- Task prompt: Copy out, from the entries below, each line holding the string "person".
* BEGIN Recorded information *
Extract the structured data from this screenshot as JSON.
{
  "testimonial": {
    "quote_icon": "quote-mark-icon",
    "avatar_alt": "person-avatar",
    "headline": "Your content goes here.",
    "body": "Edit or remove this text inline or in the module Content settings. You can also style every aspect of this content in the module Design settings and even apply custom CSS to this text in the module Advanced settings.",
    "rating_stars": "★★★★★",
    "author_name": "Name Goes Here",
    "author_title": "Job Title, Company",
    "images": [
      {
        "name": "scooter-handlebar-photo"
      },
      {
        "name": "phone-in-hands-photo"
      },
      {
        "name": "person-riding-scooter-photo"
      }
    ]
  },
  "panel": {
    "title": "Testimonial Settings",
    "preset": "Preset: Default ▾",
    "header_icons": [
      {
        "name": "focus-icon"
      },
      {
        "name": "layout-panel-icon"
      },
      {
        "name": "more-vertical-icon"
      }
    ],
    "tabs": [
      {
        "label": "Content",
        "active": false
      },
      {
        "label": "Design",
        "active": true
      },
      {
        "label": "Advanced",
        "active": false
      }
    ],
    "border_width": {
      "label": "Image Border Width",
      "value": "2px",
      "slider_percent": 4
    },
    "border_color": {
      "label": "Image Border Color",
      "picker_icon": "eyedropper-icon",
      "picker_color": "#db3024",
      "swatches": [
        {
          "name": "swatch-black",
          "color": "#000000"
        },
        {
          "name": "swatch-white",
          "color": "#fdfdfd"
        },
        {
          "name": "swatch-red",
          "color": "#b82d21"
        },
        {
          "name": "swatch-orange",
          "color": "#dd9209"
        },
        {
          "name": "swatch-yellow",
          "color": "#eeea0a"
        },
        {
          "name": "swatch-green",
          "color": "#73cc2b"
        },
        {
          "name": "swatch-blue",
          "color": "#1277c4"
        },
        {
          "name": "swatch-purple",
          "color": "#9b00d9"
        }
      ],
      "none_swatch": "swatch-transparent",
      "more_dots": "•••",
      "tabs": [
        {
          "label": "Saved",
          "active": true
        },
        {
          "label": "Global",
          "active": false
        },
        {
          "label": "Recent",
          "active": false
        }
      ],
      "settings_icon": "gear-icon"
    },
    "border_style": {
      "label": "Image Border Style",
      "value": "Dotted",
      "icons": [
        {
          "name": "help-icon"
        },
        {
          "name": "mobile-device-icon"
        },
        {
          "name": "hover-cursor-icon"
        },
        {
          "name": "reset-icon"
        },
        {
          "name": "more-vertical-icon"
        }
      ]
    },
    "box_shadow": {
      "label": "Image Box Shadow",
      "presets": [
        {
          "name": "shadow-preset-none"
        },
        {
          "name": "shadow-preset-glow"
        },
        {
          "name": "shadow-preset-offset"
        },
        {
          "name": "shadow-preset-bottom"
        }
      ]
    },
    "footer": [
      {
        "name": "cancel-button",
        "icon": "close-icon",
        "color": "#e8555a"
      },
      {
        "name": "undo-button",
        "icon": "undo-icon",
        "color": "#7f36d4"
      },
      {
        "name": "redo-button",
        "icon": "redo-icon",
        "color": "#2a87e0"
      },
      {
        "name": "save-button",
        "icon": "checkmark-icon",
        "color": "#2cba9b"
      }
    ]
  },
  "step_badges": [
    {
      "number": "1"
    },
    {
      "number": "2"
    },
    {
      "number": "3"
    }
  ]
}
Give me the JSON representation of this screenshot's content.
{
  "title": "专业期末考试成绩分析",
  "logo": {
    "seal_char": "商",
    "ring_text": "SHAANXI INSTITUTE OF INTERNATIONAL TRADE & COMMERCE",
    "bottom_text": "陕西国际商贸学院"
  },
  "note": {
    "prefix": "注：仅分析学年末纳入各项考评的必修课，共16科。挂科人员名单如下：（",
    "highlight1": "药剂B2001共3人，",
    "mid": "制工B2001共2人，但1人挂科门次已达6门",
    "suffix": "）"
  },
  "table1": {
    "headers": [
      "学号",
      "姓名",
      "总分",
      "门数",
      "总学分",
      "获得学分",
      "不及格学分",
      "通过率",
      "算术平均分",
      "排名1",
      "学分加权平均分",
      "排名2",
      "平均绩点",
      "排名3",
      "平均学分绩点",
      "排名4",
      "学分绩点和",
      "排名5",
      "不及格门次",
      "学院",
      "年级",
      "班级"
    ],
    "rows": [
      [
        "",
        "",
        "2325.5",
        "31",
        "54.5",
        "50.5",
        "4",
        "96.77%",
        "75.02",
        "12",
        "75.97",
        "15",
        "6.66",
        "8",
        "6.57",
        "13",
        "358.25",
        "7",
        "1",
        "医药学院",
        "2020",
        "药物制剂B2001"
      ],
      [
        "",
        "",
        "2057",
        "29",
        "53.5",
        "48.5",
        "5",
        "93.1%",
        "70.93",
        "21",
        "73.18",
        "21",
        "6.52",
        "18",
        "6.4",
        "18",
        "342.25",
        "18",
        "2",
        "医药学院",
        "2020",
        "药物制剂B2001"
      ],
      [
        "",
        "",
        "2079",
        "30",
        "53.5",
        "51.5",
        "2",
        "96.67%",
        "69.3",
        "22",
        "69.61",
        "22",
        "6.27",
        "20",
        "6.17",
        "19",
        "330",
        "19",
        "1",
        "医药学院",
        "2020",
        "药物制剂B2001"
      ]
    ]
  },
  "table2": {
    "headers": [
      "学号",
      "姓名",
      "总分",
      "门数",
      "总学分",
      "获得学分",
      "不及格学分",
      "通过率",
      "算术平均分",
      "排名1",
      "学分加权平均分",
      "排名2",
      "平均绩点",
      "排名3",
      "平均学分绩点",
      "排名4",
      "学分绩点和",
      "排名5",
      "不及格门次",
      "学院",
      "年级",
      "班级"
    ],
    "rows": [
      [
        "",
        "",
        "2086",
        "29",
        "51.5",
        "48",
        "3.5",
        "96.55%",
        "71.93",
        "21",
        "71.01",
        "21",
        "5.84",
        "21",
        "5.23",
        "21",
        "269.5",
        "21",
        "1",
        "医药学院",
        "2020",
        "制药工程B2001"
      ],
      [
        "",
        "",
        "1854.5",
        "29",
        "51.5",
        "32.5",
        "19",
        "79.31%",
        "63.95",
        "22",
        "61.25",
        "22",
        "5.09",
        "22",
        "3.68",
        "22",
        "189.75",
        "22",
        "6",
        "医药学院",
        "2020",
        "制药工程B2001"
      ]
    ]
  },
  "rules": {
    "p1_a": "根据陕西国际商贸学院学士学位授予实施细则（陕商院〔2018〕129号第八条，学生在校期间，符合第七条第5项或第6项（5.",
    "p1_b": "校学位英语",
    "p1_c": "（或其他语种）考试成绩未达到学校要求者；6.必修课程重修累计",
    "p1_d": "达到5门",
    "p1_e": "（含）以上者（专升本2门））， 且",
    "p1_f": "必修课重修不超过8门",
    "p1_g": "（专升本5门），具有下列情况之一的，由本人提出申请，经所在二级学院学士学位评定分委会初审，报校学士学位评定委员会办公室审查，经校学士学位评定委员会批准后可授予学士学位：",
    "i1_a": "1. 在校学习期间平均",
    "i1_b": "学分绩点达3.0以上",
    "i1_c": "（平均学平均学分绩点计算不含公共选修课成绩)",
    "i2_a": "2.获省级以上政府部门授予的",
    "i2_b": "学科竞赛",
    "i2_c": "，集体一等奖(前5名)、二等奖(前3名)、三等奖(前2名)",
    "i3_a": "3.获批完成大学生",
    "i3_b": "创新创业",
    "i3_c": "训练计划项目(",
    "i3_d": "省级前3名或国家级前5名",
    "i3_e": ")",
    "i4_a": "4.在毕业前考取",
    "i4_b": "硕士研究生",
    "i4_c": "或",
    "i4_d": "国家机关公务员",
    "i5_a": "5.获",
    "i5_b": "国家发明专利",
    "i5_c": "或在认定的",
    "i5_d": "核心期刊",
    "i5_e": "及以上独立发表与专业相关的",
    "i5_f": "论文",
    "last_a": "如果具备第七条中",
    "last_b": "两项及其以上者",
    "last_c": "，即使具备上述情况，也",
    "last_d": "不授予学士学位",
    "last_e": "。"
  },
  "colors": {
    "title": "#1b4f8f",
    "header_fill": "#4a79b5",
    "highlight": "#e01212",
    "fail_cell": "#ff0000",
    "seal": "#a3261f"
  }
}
* END Recorded information *
- Finished answer:
    "avatar_alt": "person-avatar",
        "name": "person-riding-scooter-photo"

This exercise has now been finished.